Figure content listings:
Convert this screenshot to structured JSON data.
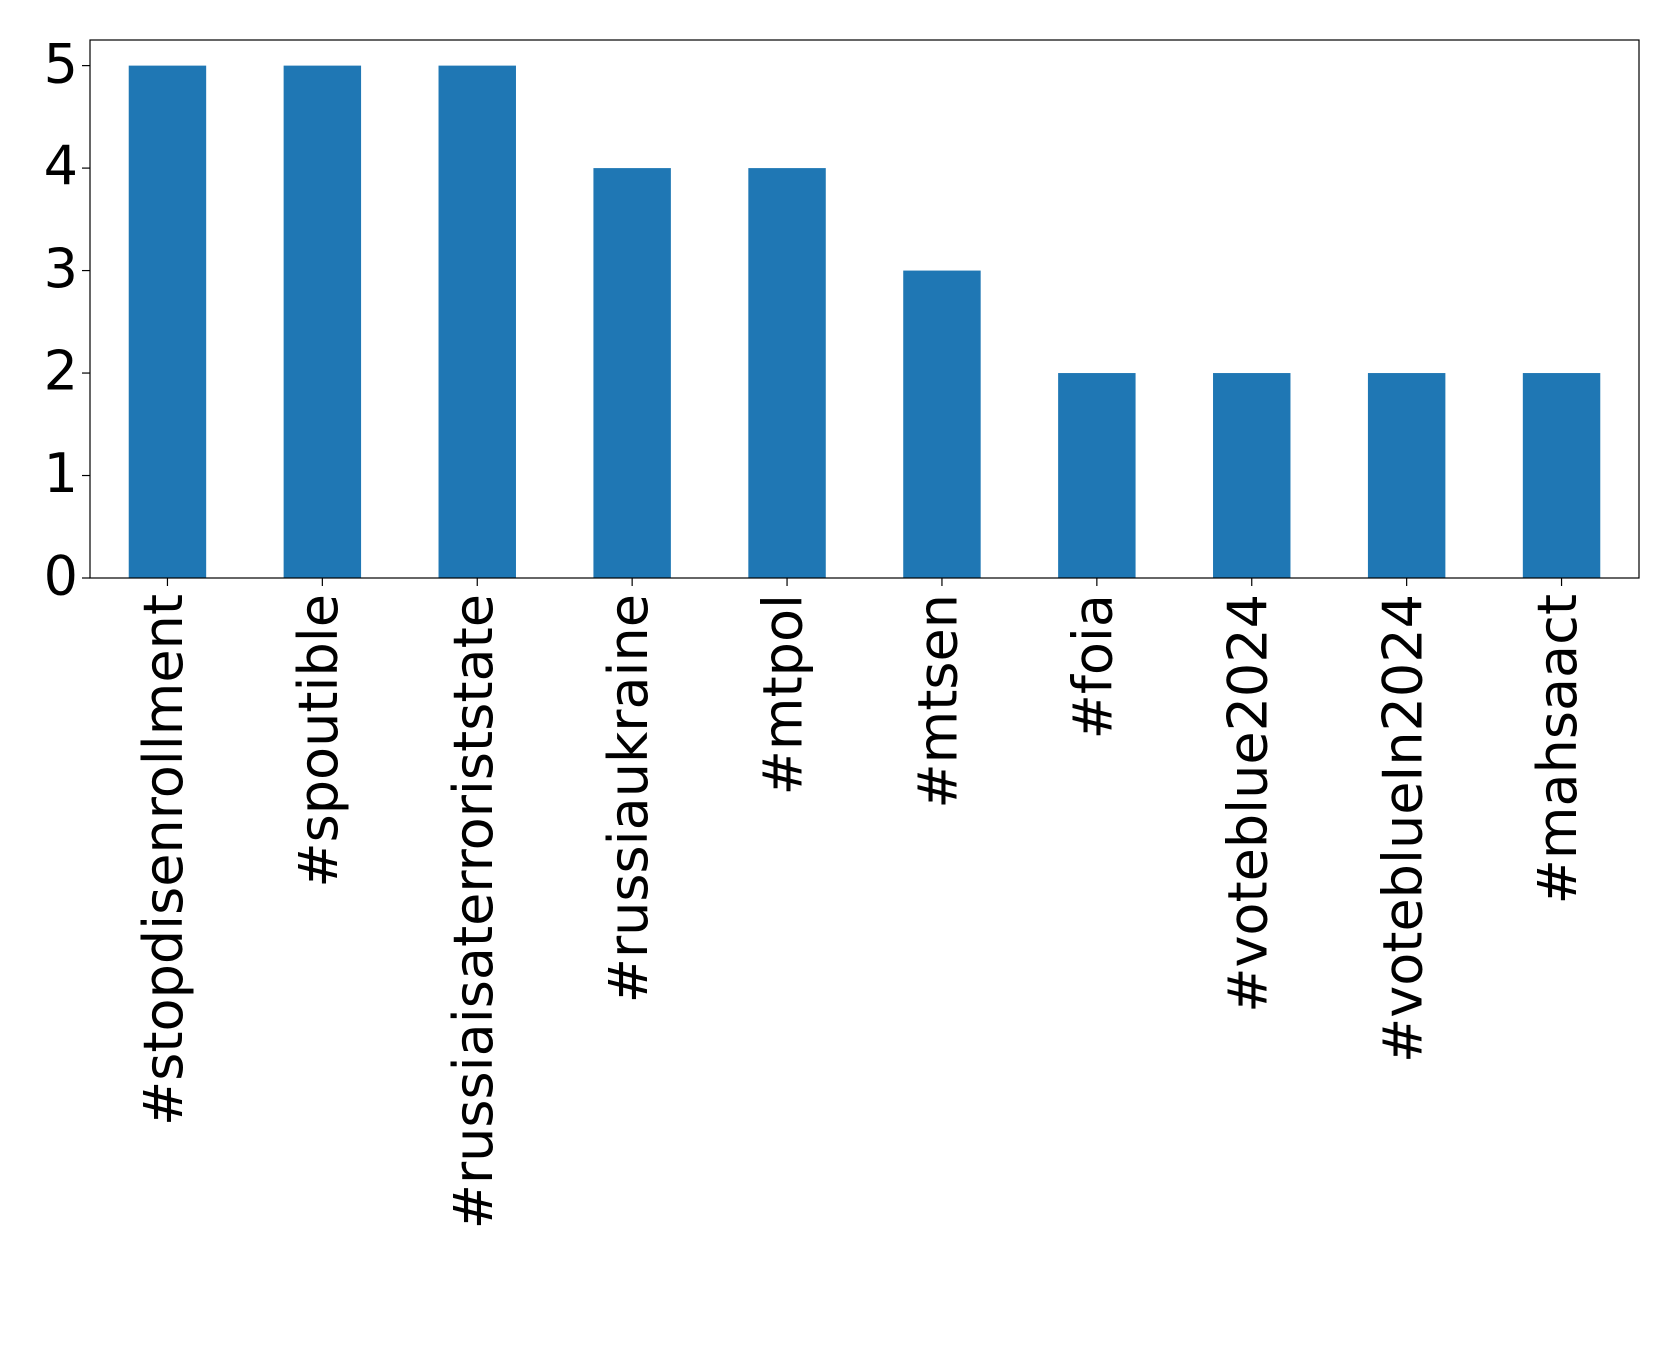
{
  "chart_data": {
    "type": "bar",
    "categories": [
      "#stopdisenrollment",
      "#spoutible",
      "#russiaisaterroriststate",
      "#russiaukraine",
      "#mtpol",
      "#mtsen",
      "#foia",
      "#voteblue2024",
      "#voteblueIn2024",
      "#mahsaact"
    ],
    "values": [
      5,
      5,
      5,
      4,
      4,
      3,
      2,
      2,
      2,
      2
    ],
    "color": "#1f77b4",
    "ylim": [
      0,
      5.25
    ],
    "yticks": [
      0,
      1,
      2,
      3,
      4,
      5
    ],
    "grid": false
  }
}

> Requirement: Repeat the records above exactly, omitting every picture.

> Worked answer:
Convert this screenshot to structured JSON data.
{
  "chart_data": {
    "type": "bar",
    "categories": [
      "#stopdisenrollment",
      "#spoutible",
      "#russiaisaterroriststate",
      "#russiaukraine",
      "#mtpol",
      "#mtsen",
      "#foia",
      "#voteblue2024",
      "#voteblueIn2024",
      "#mahsaact"
    ],
    "values": [
      5,
      5,
      5,
      4,
      4,
      3,
      2,
      2,
      2,
      2
    ],
    "color": "#1f77b4",
    "ylim": [
      0,
      5.25
    ],
    "yticks": [
      0,
      1,
      2,
      3,
      4,
      5
    ],
    "grid": false
  }
}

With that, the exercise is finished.